TASK INSTRUCTIONS => Your answer should be a single number: the count of lines holding the word "title".

──────────

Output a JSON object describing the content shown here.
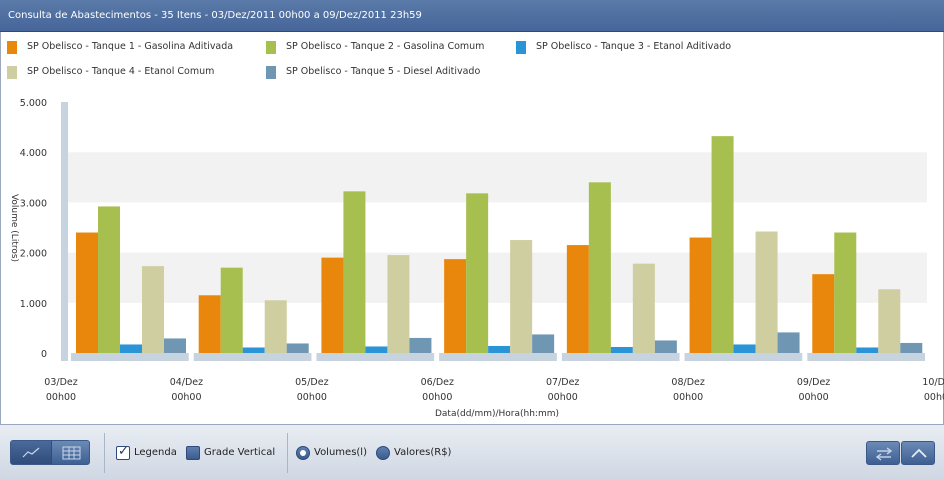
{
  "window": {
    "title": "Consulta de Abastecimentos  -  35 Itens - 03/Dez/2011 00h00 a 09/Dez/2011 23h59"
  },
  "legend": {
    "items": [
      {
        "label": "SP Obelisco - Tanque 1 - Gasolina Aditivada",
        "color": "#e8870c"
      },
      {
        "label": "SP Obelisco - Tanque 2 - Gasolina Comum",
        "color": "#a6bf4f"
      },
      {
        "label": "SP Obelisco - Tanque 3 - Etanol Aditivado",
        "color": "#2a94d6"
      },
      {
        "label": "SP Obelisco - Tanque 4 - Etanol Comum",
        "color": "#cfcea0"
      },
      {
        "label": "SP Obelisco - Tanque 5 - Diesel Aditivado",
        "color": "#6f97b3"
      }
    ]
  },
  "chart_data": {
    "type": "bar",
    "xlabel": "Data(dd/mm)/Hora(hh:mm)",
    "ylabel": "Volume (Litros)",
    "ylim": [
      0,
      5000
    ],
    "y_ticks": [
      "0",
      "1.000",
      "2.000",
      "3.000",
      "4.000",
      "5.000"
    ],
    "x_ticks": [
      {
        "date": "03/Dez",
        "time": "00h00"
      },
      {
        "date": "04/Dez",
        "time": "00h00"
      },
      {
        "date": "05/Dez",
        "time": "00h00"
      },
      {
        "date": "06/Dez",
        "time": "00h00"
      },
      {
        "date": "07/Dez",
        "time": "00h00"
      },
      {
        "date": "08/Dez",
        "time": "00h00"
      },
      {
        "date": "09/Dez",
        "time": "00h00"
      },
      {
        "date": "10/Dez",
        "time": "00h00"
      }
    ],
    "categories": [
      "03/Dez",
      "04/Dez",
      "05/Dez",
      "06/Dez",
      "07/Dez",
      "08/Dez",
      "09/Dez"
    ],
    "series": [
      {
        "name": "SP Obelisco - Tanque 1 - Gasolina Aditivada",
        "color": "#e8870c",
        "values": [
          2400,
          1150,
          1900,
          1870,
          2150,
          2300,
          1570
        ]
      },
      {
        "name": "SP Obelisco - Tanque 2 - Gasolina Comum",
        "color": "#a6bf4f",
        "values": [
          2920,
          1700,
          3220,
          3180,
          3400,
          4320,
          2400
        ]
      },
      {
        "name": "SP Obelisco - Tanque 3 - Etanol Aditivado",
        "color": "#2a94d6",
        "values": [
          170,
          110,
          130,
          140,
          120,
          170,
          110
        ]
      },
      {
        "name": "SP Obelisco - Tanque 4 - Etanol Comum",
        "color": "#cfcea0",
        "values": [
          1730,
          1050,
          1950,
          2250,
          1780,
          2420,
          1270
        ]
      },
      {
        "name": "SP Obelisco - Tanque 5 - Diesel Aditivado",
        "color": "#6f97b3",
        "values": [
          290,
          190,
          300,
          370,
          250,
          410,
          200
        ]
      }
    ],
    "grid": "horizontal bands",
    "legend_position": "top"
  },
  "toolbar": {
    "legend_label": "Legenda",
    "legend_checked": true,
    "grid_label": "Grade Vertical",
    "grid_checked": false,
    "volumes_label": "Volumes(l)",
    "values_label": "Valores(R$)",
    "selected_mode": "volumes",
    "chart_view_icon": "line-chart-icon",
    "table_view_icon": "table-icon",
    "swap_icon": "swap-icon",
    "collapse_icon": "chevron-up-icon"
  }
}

──────────

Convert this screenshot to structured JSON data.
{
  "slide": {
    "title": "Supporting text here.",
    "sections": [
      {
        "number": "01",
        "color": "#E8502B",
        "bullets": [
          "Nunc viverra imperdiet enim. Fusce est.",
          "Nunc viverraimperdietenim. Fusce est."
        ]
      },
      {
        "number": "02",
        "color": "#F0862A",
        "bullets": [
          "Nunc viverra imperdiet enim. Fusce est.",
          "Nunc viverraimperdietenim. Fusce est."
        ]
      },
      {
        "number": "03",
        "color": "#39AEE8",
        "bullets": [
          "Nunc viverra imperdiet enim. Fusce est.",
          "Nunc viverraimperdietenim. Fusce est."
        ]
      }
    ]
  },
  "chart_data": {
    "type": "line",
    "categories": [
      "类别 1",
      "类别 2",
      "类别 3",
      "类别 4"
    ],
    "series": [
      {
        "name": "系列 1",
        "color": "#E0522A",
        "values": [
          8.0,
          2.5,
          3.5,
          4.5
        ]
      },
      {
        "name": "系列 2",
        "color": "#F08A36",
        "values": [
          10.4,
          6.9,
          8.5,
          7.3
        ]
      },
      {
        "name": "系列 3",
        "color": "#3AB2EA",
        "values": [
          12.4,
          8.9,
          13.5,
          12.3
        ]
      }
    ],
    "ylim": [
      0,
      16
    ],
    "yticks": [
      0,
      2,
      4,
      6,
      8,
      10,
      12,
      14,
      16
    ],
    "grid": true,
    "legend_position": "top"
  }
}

──────────

THE OUTPUT => 2